## Description of the task
Write each record again exactly as it stands.

** begin The input **

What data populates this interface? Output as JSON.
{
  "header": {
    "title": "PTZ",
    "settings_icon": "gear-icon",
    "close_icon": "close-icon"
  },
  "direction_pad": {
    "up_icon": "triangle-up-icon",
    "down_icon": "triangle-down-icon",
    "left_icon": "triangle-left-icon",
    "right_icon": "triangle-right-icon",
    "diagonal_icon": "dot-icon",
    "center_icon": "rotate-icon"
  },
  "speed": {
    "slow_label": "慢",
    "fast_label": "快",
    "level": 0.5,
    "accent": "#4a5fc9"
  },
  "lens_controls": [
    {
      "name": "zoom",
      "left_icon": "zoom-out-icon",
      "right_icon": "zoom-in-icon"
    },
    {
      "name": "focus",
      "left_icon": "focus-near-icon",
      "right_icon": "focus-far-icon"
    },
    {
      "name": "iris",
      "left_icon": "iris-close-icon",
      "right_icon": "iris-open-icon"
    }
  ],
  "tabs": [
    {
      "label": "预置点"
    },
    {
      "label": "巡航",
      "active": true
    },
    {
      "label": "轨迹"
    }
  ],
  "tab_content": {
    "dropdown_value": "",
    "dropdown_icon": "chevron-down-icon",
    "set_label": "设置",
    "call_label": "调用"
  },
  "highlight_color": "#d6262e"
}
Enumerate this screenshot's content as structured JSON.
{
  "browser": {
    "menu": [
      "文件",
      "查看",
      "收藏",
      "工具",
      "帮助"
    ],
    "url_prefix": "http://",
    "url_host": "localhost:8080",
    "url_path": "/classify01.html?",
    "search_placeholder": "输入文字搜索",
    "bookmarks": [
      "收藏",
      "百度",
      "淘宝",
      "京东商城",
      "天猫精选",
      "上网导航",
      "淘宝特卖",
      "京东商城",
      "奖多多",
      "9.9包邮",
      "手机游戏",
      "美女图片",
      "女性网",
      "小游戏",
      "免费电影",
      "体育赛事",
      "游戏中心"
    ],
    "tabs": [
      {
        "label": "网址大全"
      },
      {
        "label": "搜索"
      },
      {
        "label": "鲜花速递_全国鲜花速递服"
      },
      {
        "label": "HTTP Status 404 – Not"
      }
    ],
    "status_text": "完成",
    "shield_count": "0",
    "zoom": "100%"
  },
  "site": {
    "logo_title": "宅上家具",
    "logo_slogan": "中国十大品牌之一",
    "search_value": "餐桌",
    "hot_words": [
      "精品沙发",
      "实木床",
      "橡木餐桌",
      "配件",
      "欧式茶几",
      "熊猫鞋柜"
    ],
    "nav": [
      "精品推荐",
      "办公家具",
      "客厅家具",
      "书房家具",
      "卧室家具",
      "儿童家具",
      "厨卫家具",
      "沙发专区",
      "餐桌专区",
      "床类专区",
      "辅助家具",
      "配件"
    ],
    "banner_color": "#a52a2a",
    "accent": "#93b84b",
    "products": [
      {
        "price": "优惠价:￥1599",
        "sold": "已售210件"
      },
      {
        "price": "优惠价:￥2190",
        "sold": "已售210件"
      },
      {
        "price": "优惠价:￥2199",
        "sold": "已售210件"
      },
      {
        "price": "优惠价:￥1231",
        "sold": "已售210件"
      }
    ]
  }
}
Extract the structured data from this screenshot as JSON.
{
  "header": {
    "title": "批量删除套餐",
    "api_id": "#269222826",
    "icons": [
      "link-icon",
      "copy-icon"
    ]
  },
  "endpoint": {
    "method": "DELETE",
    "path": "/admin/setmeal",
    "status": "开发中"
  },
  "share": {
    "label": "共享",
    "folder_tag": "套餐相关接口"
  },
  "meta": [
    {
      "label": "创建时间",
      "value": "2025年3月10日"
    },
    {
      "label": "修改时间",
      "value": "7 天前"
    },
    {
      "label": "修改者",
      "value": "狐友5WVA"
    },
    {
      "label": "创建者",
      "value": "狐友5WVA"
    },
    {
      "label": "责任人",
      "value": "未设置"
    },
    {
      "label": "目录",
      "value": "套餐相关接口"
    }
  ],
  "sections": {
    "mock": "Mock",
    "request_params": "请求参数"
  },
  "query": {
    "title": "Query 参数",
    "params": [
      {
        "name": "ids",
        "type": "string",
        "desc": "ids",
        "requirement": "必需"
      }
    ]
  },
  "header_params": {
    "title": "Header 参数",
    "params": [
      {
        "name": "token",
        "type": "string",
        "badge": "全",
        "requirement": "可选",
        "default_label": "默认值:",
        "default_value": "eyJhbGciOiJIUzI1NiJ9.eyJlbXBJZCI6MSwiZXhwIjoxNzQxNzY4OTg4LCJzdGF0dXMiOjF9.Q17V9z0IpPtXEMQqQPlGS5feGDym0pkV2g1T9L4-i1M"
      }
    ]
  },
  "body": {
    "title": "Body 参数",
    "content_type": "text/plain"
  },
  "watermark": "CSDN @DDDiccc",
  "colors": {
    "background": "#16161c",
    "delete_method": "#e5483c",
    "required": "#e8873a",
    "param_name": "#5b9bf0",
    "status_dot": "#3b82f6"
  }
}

** end The input **

## Solved problem
What data populates this interface? Output as JSON.
{
  "header": {
    "title": "PTZ",
    "settings_icon": "gear-icon",
    "close_icon": "close-icon"
  },
  "direction_pad": {
    "up_icon": "triangle-up-icon",
    "down_icon": "triangle-down-icon",
    "left_icon": "triangle-left-icon",
    "right_icon": "triangle-right-icon",
    "diagonal_icon": "dot-icon",
    "center_icon": "rotate-icon"
  },
  "speed": {
    "slow_label": "慢",
    "fast_label": "快",
    "level": 0.5,
    "accent": "#4a5fc9"
  },
  "lens_controls": [
    {
      "name": "zoom",
      "left_icon": "zoom-out-icon",
      "right_icon": "zoom-in-icon"
    },
    {
      "name": "focus",
      "left_icon": "focus-near-icon",
      "right_icon": "focus-far-icon"
    },
    {
      "name": "iris",
      "left_icon": "iris-close-icon",
      "right_icon": "iris-open-icon"
    }
  ],
  "tabs": [
    {
      "label": "预置点"
    },
    {
      "label": "巡航",
      "active": true
    },
    {
      "label": "轨迹"
    }
  ],
  "tab_content": {
    "dropdown_value": "",
    "dropdown_icon": "chevron-down-icon",
    "set_label": "设置",
    "call_label": "调用"
  },
  "highlight_color": "#d6262e"
}
Enumerate this screenshot's content as structured JSON.
{
  "browser": {
    "menu": [
      "文件",
      "查看",
      "收藏",
      "工具",
      "帮助"
    ],
    "url_prefix": "http://",
    "url_host": "localhost:8080",
    "url_path": "/classify01.html?",
    "search_placeholder": "输入文字搜索",
    "bookmarks": [
      "收藏",
      "百度",
      "淘宝",
      "京东商城",
      "天猫精选",
      "上网导航",
      "淘宝特卖",
      "京东商城",
      "奖多多",
      "9.9包邮",
      "手机游戏",
      "美女图片",
      "女性网",
      "小游戏",
      "免费电影",
      "体育赛事",
      "游戏中心"
    ],
    "tabs": [
      {
        "label": "网址大全"
      },
      {
        "label": "搜索"
      },
      {
        "label": "鲜花速递_全国鲜花速递服"
      },
      {
        "label": "HTTP Status 404 – Not"
      }
    ],
    "status_text": "完成",
    "shield_count": "0",
    "zoom": "100%"
  },
  "site": {
    "logo_title": "宅上家具",
    "logo_slogan": "中国十大品牌之一",
    "search_value": "餐桌",
    "hot_words": [
      "精品沙发",
      "实木床",
      "橡木餐桌",
      "配件",
      "欧式茶几",
      "熊猫鞋柜"
    ],
    "nav": [
      "精品推荐",
      "办公家具",
      "客厅家具",
      "书房家具",
      "卧室家具",
      "儿童家具",
      "厨卫家具",
      "沙发专区",
      "餐桌专区",
      "床类专区",
      "辅助家具",
      "配件"
    ],
    "banner_color": "#a52a2a",
    "accent": "#93b84b",
    "products": [
      {
        "price": "优惠价:￥1599",
        "sold": "已售210件"
      },
      {
        "price": "优惠价:￥2190",
        "sold": "已售210件"
      },
      {
        "price": "优惠价:￥2199",
        "sold": "已售210件"
      },
      {
        "price": "优惠价:￥1231",
        "sold": "已售210件"
      }
    ]
  }
}
Extract the structured data from this screenshot as JSON.
{
  "header": {
    "title": "批量删除套餐",
    "api_id": "#269222826",
    "icons": [
      "link-icon",
      "copy-icon"
    ]
  },
  "endpoint": {
    "method": "DELETE",
    "path": "/admin/setmeal",
    "status": "开发中"
  },
  "share": {
    "label": "共享",
    "folder_tag": "套餐相关接口"
  },
  "meta": [
    {
      "label": "创建时间",
      "value": "2025年3月10日"
    },
    {
      "label": "修改时间",
      "value": "7 天前"
    },
    {
      "label": "修改者",
      "value": "狐友5WVA"
    },
    {
      "label": "创建者",
      "value": "狐友5WVA"
    },
    {
      "label": "责任人",
      "value": "未设置"
    },
    {
      "label": "目录",
      "value": "套餐相关接口"
    }
  ],
  "sections": {
    "mock": "Mock",
    "request_params": "请求参数"
  },
  "query": {
    "title": "Query 参数",
    "params": [
      {
        "name": "ids",
        "type": "string",
        "desc": "ids",
        "requirement": "必需"
      }
    ]
  },
  "header_params": {
    "title": "Header 参数",
    "params": [
      {
        "name": "token",
        "type": "string",
        "badge": "全",
        "requirement": "可选",
        "default_label": "默认值:",
        "default_value": "eyJhbGciOiJIUzI1NiJ9.eyJlbXBJZCI6MSwiZXhwIjoxNzQxNzY4OTg4LCJzdGF0dXMiOjF9.Q17V9z0IpPtXEMQqQPlGS5feGDym0pkV2g1T9L4-i1M"
      }
    ]
  },
  "body": {
    "title": "Body 参数",
    "content_type": "text/plain"
  },
  "watermark": "CSDN @DDDiccc",
  "colors": {
    "background": "#16161c",
    "delete_method": "#e5483c",
    "required": "#e8873a",
    "param_name": "#5b9bf0",
    "status_dot": "#3b82f6"
  }
}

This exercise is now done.